Start of INFORMATION SHOWN
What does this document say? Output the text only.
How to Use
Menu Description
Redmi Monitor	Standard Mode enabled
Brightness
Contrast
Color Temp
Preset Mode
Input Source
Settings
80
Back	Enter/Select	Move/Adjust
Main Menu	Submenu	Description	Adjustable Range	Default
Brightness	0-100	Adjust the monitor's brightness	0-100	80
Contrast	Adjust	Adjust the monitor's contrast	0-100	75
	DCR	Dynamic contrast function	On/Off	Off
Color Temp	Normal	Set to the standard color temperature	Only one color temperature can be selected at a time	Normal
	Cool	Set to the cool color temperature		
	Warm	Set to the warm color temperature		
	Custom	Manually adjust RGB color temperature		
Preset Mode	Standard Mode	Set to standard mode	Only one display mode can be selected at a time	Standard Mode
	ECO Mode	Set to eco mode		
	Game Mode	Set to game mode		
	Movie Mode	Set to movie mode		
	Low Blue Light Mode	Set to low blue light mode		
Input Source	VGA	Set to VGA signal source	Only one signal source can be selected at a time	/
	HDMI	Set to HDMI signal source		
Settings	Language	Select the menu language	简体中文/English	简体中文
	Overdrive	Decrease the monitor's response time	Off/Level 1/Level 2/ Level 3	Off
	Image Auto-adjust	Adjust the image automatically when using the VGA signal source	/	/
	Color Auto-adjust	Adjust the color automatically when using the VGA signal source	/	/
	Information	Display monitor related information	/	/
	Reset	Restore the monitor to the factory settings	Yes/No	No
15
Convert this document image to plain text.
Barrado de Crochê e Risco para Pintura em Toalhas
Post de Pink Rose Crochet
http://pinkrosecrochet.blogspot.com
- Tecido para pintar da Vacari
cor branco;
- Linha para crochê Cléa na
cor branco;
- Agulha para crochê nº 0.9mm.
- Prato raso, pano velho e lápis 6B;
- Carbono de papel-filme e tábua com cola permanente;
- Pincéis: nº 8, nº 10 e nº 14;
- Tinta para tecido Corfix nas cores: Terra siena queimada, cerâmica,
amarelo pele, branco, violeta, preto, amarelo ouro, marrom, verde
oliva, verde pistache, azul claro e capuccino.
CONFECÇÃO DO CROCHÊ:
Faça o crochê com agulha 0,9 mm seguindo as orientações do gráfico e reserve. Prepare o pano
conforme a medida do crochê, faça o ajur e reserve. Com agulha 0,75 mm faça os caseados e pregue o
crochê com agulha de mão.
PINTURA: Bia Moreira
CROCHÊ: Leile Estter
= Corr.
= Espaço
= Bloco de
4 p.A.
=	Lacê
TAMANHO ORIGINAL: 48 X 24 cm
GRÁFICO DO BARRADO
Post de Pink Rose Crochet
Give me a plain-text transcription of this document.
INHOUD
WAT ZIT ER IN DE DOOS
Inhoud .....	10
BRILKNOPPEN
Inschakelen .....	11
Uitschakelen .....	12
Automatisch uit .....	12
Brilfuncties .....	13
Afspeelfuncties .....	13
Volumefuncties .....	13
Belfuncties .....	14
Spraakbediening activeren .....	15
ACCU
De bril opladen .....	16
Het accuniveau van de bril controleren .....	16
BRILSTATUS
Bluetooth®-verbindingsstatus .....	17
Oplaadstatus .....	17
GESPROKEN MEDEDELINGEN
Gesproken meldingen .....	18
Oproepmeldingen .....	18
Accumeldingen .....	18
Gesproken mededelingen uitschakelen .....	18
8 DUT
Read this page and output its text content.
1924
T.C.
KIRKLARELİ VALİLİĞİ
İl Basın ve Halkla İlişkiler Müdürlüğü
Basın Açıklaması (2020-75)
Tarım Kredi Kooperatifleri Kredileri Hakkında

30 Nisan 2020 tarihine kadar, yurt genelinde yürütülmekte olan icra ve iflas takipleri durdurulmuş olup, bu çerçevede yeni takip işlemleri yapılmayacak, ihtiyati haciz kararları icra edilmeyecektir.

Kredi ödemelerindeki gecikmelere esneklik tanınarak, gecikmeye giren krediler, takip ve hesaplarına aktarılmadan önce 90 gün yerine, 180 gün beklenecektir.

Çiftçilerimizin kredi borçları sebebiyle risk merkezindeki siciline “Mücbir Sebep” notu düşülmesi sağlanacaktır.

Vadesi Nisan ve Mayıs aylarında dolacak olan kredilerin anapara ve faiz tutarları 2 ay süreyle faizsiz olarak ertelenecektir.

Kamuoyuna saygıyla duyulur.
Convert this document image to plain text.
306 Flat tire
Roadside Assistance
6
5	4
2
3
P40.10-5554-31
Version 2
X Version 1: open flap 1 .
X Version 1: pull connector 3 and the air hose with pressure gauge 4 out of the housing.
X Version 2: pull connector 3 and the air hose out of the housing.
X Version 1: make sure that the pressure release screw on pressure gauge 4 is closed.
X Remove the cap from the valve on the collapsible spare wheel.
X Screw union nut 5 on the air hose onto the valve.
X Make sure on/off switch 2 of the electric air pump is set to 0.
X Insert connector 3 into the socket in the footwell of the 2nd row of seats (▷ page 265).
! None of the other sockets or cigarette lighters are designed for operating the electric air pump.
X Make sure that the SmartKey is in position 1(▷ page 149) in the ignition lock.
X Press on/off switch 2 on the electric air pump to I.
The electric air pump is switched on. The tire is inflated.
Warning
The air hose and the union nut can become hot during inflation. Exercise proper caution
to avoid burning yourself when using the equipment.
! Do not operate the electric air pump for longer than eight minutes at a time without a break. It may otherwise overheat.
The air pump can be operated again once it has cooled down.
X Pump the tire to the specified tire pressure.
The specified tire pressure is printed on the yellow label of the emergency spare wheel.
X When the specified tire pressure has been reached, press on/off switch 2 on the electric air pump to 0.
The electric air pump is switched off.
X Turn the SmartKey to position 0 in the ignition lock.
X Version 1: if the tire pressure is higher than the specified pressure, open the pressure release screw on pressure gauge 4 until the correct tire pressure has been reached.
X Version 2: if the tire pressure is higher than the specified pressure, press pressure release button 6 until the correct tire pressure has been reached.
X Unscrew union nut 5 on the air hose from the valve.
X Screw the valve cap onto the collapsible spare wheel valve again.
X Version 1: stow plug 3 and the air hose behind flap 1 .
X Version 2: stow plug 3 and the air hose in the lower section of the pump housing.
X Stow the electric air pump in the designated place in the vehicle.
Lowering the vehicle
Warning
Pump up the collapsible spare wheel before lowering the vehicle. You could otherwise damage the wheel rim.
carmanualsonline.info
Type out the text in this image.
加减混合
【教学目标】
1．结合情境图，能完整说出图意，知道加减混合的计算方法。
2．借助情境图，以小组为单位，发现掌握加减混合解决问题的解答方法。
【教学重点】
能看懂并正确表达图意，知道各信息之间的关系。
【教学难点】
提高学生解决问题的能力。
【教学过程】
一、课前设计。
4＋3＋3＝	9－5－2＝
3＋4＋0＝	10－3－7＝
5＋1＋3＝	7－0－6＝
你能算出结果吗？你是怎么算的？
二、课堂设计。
End of INFORMATION SHOWN
= WRITTEN PROBLEM =
Go through the entries and repeat each one exactly.

= SOLUTION TO THIS EXERCISE =
What does this document say? Output the text only.
How to Use
Menu Description
Redmi Monitor	Standard Mode enabled
Brightness
Contrast
Color Temp
Preset Mode
Input Source
Settings
80
Back	Enter/Select	Move/Adjust
Main Menu	Submenu	Description	Adjustable Range	Default
Brightness	0-100	Adjust the monitor's brightness	0-100	80
Contrast	Adjust	Adjust the monitor's contrast	0-100	75
	DCR	Dynamic contrast function	On/Off	Off
Color Temp	Normal	Set to the standard color temperature	Only one color temperature can be selected at a time	Normal
	Cool	Set to the cool color temperature		
	Warm	Set to the warm color temperature		
	Custom	Manually adjust RGB color temperature		
Preset Mode	Standard Mode	Set to standard mode	Only one display mode can be selected at a time	Standard Mode
	ECO Mode	Set to eco mode		
	Game Mode	Set to game mode		
	Movie Mode	Set to movie mode		
	Low Blue Light Mode	Set to low blue light mode		
Input Source	VGA	Set to VGA signal source	Only one signal source can be selected at a time	/
	HDMI	Set to HDMI signal source		
Settings	Language	Select the menu language	简体中文/English	简体中文
	Overdrive	Decrease the monitor's response time	Off/Level 1/Level 2/ Level 3	Off
	Image Auto-adjust	Adjust the image automatically when using the VGA signal source	/	/
	Color Auto-adjust	Adjust the color automatically when using the VGA signal source	/	/
	Information	Display monitor related information	/	/
	Reset	Restore the monitor to the factory settings	Yes/No	No
15
Convert this document image to plain text.
Barrado de Crochê e Risco para Pintura em Toalhas
Post de Pink Rose Crochet
http://pinkrosecrochet.blogspot.com
- Tecido para pintar da Vacari
cor branco;
- Linha para crochê Cléa na
cor branco;
- Agulha para crochê nº 0.9mm.
- Prato raso, pano velho e lápis 6B;
- Carbono de papel-filme e tábua com cola permanente;
- Pincéis: nº 8, nº 10 e nº 14;
- Tinta para tecido Corfix nas cores: Terra siena queimada, cerâmica,
amarelo pele, branco, violeta, preto, amarelo ouro, marrom, verde
oliva, verde pistache, azul claro e capuccino.
CONFECÇÃO DO CROCHÊ:
Faça o crochê com agulha 0,9 mm seguindo as orientações do gráfico e reserve. Prepare o pano
conforme a medida do crochê, faça o ajur e reserve. Com agulha 0,75 mm faça os caseados e pregue o
crochê com agulha de mão.
PINTURA: Bia Moreira
CROCHÊ: Leile Estter
= Corr.
= Espaço
= Bloco de
4 p.A.
=	Lacê
TAMANHO ORIGINAL: 48 X 24 cm
GRÁFICO DO BARRADO
Post de Pink Rose Crochet
Give me a plain-text transcription of this document.
INHOUD
WAT ZIT ER IN DE DOOS
Inhoud .....	10
BRILKNOPPEN
Inschakelen .....	11
Uitschakelen .....	12
Automatisch uit .....	12
Brilfuncties .....	13
Afspeelfuncties .....	13
Volumefuncties .....	13
Belfuncties .....	14
Spraakbediening activeren .....	15
ACCU
De bril opladen .....	16
Het accuniveau van de bril controleren .....	16
BRILSTATUS
Bluetooth®-verbindingsstatus .....	17
Oplaadstatus .....	17
GESPROKEN MEDEDELINGEN
Gesproken meldingen .....	18
Oproepmeldingen .....	18
Accumeldingen .....	18
Gesproken mededelingen uitschakelen .....	18
8 DUT
Read this page and output its text content.
1924
T.C.
KIRKLARELİ VALİLİĞİ
İl Basın ve Halkla İlişkiler Müdürlüğü
Basın Açıklaması (2020-75)
Tarım Kredi Kooperatifleri Kredileri Hakkında

30 Nisan 2020 tarihine kadar, yurt genelinde yürütülmekte olan icra ve iflas takipleri durdurulmuş olup, bu çerçevede yeni takip işlemleri yapılmayacak, ihtiyati haciz kararları icra edilmeyecektir.

Kredi ödemelerindeki gecikmelere esneklik tanınarak, gecikmeye giren krediler, takip ve hesaplarına aktarılmadan önce 90 gün yerine, 180 gün beklenecektir.

Çiftçilerimizin kredi borçları sebebiyle risk merkezindeki siciline “Mücbir Sebep” notu düşülmesi sağlanacaktır.

Vadesi Nisan ve Mayıs aylarında dolacak olan kredilerin anapara ve faiz tutarları 2 ay süreyle faizsiz olarak ertelenecektir.

Kamuoyuna saygıyla duyulur.
Convert this document image to plain text.
306 Flat tire
Roadside Assistance
6
5	4
2
3
P40.10-5554-31
Version 2
X Version 1: open flap 1 .
X Version 1: pull connector 3 and the air hose with pressure gauge 4 out of the housing.
X Version 2: pull connector 3 and the air hose out of the housing.
X Version 1: make sure that the pressure release screw on pressure gauge 4 is closed.
X Remove the cap from the valve on the collapsible spare wheel.
X Screw union nut 5 on the air hose onto the valve.
X Make sure on/off switch 2 of the electric air pump is set to 0.
X Insert connector 3 into the socket in the footwell of the 2nd row of seats (▷ page 265).
! None of the other sockets or cigarette lighters are designed for operating the electric air pump.
X Make sure that the SmartKey is in position 1(▷ page 149) in the ignition lock.
X Press on/off switch 2 on the electric air pump to I.
The electric air pump is switched on. The tire is inflated.
Warning
The air hose and the union nut can become hot during inflation. Exercise proper caution
to avoid burning yourself when using the equipment.
! Do not operate the electric air pump for longer than eight minutes at a time without a break. It may otherwise overheat.
The air pump can be operated again once it has cooled down.
X Pump the tire to the specified tire pressure.
The specified tire pressure is printed on the yellow label of the emergency spare wheel.
X When the specified tire pressure has been reached, press on/off switch 2 on the electric air pump to 0.
The electric air pump is switched off.
X Turn the SmartKey to position 0 in the ignition lock.
X Version 1: if the tire pressure is higher than the specified pressure, open the pressure release screw on pressure gauge 4 until the correct tire pressure has been reached.
X Version 2: if the tire pressure is higher than the specified pressure, press pressure release button 6 until the correct tire pressure has been reached.
X Unscrew union nut 5 on the air hose from the valve.
X Screw the valve cap onto the collapsible spare wheel valve again.
X Version 1: stow plug 3 and the air hose behind flap 1 .
X Version 2: stow plug 3 and the air hose in the lower section of the pump housing.
X Stow the electric air pump in the designated place in the vehicle.
Lowering the vehicle
Warning
Pump up the collapsible spare wheel before lowering the vehicle. You could otherwise damage the wheel rim.
carmanualsonline.info
Type out the text in this image.
加减混合
【教学目标】
1．结合情境图，能完整说出图意，知道加减混合的计算方法。
2．借助情境图，以小组为单位，发现掌握加减混合解决问题的解答方法。
【教学重点】
能看懂并正确表达图意，知道各信息之间的关系。
【教学难点】
提高学生解决问题的能力。
【教学过程】
一、课前设计。
4＋3＋3＝	9－5－2＝
3＋4＋0＝	10－3－7＝
5＋1＋3＝	7－0－6＝
你能算出结果吗？你是怎么算的？
二、课堂设计。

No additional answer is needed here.